Work to do
In the data below, locate each line with the word "Prix" and list it.

## Start

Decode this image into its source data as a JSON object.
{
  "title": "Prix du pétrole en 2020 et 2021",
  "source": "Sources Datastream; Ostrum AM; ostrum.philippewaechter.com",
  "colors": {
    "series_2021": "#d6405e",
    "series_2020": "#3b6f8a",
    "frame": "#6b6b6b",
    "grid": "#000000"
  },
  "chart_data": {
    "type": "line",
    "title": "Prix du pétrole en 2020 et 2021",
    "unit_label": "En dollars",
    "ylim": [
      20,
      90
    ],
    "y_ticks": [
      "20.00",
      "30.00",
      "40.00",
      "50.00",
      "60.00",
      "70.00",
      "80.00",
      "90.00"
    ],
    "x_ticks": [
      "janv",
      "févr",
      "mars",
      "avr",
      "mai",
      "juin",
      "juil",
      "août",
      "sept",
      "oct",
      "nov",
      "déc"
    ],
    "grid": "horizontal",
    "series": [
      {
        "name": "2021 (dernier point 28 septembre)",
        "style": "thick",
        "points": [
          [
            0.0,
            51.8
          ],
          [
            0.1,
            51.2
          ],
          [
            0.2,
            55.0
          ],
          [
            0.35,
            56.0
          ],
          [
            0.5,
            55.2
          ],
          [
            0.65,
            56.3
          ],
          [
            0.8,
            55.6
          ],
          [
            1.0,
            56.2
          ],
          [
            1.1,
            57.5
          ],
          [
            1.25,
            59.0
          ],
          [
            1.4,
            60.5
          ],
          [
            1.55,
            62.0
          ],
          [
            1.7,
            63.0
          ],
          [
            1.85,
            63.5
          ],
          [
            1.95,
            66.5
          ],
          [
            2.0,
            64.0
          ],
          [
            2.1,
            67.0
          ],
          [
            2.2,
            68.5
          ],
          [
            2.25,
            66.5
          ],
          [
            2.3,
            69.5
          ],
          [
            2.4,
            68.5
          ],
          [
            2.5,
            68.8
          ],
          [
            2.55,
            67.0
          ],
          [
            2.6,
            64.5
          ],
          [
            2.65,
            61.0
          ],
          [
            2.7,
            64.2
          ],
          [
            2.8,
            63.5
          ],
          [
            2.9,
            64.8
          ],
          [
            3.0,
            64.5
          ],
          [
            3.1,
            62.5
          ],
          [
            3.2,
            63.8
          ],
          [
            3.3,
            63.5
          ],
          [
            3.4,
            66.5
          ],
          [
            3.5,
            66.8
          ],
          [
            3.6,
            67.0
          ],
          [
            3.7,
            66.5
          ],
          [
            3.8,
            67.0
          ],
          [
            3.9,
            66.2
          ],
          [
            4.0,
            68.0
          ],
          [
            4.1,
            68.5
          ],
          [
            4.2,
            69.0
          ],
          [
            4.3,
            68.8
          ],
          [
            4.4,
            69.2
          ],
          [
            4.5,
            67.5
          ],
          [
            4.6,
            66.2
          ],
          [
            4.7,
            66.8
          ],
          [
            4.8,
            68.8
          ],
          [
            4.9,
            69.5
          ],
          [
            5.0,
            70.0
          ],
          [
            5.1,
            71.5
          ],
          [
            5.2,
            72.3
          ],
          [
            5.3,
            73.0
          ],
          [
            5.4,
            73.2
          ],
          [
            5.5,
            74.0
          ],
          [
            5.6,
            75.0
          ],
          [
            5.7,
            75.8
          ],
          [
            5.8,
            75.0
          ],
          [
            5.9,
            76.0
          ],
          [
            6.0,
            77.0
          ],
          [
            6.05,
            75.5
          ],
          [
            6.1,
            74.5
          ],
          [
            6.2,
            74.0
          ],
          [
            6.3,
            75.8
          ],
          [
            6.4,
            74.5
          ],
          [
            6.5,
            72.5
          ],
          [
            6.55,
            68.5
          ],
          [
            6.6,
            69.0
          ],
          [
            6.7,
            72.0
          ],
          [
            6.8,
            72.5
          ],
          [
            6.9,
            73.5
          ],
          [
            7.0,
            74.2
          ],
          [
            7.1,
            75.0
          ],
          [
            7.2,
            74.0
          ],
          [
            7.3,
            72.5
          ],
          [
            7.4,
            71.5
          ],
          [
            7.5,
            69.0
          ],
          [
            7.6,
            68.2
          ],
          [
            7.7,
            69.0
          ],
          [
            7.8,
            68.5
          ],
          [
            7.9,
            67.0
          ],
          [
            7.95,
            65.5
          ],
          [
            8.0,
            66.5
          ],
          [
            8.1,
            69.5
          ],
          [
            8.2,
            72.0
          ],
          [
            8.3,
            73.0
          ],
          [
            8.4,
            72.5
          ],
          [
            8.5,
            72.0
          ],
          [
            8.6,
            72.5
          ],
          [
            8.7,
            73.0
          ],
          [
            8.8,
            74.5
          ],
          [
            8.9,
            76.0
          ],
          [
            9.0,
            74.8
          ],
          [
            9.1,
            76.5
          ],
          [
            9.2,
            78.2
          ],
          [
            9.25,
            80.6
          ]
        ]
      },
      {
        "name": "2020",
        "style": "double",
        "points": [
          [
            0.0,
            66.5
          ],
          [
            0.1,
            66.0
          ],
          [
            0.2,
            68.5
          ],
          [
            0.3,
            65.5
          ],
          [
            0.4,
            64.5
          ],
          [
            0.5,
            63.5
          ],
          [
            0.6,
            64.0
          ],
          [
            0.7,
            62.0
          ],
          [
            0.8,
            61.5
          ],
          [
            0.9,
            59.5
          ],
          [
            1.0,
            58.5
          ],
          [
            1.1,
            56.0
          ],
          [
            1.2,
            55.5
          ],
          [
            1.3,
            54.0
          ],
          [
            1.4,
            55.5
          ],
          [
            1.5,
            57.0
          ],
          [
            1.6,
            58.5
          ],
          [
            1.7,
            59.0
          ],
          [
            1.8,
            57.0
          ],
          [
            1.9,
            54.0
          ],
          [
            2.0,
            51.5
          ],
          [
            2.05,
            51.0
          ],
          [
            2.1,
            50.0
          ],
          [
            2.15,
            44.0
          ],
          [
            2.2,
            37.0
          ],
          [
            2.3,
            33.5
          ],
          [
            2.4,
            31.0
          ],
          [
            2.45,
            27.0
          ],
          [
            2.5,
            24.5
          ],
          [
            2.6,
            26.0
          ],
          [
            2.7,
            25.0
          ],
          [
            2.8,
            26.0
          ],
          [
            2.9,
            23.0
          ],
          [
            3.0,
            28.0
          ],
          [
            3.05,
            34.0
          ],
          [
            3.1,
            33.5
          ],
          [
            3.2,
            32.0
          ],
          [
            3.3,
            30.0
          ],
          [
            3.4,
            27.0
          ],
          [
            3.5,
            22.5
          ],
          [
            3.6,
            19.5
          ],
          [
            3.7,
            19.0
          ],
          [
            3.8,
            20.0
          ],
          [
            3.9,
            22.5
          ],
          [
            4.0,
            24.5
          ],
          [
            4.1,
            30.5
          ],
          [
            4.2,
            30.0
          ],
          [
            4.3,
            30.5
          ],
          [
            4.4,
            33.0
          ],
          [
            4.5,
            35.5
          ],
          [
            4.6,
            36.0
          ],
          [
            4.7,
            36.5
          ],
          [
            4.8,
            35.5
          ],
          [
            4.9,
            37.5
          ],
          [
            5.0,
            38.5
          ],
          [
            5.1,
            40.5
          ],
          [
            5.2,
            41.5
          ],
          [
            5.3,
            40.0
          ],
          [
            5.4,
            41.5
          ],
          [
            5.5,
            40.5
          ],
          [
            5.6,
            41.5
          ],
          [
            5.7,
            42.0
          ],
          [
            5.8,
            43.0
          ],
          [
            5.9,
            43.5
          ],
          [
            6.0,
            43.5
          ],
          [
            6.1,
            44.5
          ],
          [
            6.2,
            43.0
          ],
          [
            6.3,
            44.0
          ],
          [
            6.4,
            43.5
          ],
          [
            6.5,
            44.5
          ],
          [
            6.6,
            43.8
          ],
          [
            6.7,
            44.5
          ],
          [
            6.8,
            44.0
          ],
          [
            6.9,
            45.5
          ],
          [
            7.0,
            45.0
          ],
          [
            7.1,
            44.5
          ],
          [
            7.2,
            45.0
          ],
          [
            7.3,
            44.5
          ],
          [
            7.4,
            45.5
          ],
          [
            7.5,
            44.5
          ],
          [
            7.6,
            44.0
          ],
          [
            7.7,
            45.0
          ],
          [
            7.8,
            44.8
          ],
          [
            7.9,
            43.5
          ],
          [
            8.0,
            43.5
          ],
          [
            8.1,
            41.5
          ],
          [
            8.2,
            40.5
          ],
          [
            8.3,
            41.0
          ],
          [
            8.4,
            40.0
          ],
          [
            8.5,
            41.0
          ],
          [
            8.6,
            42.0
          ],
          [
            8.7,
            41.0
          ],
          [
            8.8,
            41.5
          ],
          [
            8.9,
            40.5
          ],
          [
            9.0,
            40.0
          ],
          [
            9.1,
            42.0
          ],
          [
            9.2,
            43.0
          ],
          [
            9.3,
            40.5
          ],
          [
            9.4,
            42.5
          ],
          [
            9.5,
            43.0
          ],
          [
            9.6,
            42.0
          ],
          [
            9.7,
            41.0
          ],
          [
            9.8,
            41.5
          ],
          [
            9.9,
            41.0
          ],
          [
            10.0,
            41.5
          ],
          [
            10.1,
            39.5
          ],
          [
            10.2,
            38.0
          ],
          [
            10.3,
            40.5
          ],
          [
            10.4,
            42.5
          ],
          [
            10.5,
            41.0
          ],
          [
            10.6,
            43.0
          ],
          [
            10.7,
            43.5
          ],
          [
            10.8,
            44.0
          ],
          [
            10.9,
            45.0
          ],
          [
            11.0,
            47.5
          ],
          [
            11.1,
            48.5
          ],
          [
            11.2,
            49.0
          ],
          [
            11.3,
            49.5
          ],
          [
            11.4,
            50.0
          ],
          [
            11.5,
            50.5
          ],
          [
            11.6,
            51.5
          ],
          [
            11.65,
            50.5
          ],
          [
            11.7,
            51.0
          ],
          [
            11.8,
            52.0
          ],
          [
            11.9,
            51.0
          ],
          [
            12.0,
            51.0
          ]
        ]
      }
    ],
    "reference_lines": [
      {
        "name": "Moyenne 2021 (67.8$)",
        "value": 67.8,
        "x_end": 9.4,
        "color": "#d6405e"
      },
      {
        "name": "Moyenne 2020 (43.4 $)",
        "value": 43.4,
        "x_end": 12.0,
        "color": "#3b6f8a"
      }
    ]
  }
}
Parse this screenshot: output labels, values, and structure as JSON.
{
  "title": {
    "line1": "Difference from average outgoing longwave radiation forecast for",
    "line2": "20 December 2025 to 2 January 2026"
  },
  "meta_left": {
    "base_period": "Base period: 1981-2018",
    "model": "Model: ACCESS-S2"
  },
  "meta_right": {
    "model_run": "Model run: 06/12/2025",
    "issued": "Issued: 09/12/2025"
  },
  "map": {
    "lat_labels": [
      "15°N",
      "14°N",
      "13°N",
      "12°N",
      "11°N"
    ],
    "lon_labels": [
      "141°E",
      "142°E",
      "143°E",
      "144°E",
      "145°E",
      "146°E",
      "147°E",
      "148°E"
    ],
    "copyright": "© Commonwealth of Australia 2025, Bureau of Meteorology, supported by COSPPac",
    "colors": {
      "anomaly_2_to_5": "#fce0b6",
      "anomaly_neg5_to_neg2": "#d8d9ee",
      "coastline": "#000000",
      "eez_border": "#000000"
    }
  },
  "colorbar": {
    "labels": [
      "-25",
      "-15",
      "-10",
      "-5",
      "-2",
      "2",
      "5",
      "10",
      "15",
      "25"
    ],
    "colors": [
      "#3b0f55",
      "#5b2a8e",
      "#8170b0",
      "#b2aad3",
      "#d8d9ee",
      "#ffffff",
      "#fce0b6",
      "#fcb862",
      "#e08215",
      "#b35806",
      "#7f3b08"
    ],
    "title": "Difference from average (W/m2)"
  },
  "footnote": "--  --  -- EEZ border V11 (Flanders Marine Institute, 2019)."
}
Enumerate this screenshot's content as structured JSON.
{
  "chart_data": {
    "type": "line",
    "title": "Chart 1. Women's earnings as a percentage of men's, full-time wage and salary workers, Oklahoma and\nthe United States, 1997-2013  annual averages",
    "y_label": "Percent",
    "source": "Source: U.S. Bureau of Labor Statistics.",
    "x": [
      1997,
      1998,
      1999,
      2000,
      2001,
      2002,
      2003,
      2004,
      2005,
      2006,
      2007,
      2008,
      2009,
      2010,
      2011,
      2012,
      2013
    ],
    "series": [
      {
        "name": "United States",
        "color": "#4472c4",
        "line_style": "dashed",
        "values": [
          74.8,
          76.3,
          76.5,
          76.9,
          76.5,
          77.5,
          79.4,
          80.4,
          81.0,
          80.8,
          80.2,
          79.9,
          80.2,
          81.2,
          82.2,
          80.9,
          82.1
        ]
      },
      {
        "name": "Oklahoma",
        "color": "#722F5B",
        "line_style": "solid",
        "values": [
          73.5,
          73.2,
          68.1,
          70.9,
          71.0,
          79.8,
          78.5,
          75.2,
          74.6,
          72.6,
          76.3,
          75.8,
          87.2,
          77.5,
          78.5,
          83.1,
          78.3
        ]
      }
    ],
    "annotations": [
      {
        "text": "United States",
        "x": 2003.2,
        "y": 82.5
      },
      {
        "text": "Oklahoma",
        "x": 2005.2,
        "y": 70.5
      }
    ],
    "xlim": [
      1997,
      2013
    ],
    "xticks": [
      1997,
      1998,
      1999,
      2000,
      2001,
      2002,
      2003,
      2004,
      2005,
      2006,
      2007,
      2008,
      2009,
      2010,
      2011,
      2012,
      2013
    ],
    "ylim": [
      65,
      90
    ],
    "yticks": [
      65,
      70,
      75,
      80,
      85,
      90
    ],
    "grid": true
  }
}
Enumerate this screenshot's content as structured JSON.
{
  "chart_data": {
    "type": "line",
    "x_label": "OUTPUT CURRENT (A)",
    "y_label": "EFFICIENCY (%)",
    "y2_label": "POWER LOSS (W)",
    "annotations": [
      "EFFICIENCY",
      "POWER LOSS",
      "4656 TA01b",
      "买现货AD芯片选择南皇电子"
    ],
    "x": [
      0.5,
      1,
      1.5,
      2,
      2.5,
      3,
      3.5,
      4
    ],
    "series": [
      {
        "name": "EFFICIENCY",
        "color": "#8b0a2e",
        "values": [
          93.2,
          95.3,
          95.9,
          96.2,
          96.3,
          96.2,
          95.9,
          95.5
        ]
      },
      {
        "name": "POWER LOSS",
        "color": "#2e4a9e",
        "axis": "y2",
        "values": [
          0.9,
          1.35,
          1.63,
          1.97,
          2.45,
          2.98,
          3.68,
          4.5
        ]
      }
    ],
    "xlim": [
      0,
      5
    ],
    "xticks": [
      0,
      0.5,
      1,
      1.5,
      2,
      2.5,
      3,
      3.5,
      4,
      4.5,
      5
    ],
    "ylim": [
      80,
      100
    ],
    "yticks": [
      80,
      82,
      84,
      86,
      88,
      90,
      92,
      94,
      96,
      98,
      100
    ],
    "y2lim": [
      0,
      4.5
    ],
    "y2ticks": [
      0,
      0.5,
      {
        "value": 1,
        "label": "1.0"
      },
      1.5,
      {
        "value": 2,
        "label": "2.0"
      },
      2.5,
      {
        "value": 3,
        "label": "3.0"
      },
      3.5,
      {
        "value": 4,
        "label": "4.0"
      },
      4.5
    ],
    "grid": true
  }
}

## End

Full answer
  "title": "Prix du pétrole en 2020 et 2021",
    "title": "Prix du pétrole en 2020 et 2021",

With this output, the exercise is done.